Aufgabe A
Was hat der Schweizer Bundesrat laut dem Artikel über die Maskenpflicht in Liechtensteiner Unternehmen am Sonntag empfohlen?
Aufgabe B
Schreiben Sie aus dem Artikel über die Maskenpflicht in Liechtensteiner Unternehmen den Abschnitt zwischen "Nicht nur die" und "zur Verfügung gestellt.", beide einschließlich, wortgetreu ab.
____ Übungstext
• 20.10.2020 05:16 | von Manuela Schädler

    Liechtensteiner Unternehmen führen Maskenpflicht ein

    Zurück ins Homeoffice und Maskenpflicht im Betrieb: Grossunternehmen ordnen im Kampf gegen das Coronavirus verschiedene Massnahmen an.

    Nicht nur die Regierung reagiert auf die steigenden Covid-19-Fallzahlen, auch die liechtensteinischen Unternehmen passen ihre Massnahmen an, wie eine Umfrage zeigt. Dabei spielt das Homeoffice eine grosse Rolle. Denn der Schweizer Bundesrat hat am Sonntag empfohlen, wenn immer möglich das Arbeiten von Zuhause aus zu ermöglichen. Gestern wurde bekannt, dass in der Schweiz mehrere Unternehmen wie die Grossbanken UBS und Credit Suisse eine Maskenpflicht erlassen haben. Auch in Liechtenstein setzen einige Unternehmen auf eine generelle Maskenpflicht. Die Masken werden in der Regel den Mitarbeitern zur Verfügung gestellt.
________
____ Datenteil
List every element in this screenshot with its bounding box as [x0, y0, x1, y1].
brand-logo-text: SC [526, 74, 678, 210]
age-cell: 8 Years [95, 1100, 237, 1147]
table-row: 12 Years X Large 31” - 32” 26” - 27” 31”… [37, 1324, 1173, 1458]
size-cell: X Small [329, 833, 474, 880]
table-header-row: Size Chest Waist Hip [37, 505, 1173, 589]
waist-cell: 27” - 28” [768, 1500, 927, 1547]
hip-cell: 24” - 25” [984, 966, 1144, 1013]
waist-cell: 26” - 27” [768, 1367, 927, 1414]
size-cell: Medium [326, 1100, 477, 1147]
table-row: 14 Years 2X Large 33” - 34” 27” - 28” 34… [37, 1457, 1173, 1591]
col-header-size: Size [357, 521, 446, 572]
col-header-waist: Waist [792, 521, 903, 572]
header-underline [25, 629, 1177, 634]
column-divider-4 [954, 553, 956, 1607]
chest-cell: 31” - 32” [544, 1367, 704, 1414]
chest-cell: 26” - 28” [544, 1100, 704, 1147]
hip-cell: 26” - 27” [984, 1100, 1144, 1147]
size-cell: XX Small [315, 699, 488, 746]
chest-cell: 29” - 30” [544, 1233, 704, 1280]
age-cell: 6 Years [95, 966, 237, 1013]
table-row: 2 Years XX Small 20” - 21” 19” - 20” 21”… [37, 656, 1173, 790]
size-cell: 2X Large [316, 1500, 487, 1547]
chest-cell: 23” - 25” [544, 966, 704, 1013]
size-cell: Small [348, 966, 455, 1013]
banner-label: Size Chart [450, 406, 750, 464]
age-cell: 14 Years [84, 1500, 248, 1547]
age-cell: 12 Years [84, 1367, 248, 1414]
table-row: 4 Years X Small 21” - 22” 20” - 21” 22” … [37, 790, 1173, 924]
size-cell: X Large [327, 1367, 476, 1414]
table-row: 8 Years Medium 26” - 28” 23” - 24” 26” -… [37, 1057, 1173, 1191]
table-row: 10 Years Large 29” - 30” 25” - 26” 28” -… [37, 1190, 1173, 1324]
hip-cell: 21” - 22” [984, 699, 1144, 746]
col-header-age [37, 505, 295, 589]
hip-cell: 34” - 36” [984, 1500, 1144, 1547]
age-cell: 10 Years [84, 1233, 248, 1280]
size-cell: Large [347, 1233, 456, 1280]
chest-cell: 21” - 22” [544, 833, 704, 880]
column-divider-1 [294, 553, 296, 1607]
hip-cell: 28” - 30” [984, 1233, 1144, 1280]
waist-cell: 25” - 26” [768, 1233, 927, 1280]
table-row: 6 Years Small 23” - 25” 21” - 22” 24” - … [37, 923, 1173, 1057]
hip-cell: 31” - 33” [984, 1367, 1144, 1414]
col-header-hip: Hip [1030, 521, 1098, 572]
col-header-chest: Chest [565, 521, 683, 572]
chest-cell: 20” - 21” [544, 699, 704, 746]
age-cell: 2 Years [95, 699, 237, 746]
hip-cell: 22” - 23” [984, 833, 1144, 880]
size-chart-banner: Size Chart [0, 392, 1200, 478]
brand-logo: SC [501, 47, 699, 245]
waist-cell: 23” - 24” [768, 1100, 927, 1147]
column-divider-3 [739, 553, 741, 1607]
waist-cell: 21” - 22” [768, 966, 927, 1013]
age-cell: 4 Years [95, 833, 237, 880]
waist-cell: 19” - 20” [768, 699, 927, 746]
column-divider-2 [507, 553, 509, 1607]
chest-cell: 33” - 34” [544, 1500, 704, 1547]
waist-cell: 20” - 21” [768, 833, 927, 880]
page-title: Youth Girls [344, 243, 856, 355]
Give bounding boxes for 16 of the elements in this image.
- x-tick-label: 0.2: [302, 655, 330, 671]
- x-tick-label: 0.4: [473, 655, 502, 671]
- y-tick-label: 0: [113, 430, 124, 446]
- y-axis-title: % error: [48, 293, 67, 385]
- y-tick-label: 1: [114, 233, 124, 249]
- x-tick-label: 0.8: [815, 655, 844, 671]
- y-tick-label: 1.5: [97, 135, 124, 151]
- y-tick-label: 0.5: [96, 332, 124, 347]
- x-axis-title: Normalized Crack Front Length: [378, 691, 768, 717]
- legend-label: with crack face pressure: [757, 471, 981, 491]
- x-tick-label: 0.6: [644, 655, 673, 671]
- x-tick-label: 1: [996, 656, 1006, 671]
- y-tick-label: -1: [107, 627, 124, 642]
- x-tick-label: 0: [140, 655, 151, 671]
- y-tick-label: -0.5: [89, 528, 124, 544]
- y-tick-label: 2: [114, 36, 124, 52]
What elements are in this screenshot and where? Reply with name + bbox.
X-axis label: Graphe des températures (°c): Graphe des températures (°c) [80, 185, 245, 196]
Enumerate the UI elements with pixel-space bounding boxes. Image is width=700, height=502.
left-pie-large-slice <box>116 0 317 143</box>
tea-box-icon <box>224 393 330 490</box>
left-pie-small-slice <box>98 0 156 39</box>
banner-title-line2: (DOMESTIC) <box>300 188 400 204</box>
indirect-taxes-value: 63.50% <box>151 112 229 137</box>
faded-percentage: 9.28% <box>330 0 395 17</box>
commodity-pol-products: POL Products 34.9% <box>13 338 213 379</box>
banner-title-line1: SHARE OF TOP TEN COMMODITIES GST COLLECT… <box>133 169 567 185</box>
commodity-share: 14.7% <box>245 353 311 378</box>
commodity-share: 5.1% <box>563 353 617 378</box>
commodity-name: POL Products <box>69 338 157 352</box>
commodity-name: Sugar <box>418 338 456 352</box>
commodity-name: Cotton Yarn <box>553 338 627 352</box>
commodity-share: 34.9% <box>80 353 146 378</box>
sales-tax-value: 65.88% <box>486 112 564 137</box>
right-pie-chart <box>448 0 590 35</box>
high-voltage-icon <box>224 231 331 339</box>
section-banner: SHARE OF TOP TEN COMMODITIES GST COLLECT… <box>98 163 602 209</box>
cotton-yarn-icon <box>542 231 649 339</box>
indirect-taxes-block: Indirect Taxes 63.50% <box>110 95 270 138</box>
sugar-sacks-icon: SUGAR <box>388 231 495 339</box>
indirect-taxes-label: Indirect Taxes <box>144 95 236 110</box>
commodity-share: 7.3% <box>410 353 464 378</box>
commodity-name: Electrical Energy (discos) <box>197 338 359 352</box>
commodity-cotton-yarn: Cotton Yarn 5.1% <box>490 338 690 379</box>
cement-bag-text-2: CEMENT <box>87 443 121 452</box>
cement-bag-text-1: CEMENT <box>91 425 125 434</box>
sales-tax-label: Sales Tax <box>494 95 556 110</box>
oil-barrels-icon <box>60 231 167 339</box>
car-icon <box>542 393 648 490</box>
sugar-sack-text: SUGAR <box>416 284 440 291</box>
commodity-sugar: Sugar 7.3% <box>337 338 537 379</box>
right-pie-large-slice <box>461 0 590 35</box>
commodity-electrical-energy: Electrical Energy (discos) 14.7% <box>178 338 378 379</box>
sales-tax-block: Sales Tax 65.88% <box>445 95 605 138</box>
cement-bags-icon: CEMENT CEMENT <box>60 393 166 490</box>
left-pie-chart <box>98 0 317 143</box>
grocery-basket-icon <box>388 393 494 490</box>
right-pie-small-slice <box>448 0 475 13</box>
________
Ihre Lösung A
Er hat empfohlen, wenn immer möglich das Arbeiten von Zuhause aus zu ermöglichen.

Ihre Lösung B
Nicht nur die Regierung reagiert auf die steigenden Covid-19-Fallzahlen, auch die liechtensteinischen Unternehmen passen ihre Massnahmen an, wie eine Umfrage zeigt. Dabei spielt das Homeoffice eine grosse Rolle. Denn der Schweizer Bundesrat hat am Sonntag empfohlen, wenn immer möglich das Arbeiten von Zuhause aus zu ermöglichen. Gestern wurde bekannt, dass in der Schweiz mehrere Unternehmen wie die Grossbanken UBS und Credit Suisse eine Maskenpflicht erlassen haben. Auch in Liechtenstein setzen einige Unternehmen auf eine generelle Maskenpflicht. Die Masken werden in der Regel den Mitarbeitern zur Verfügung gestellt.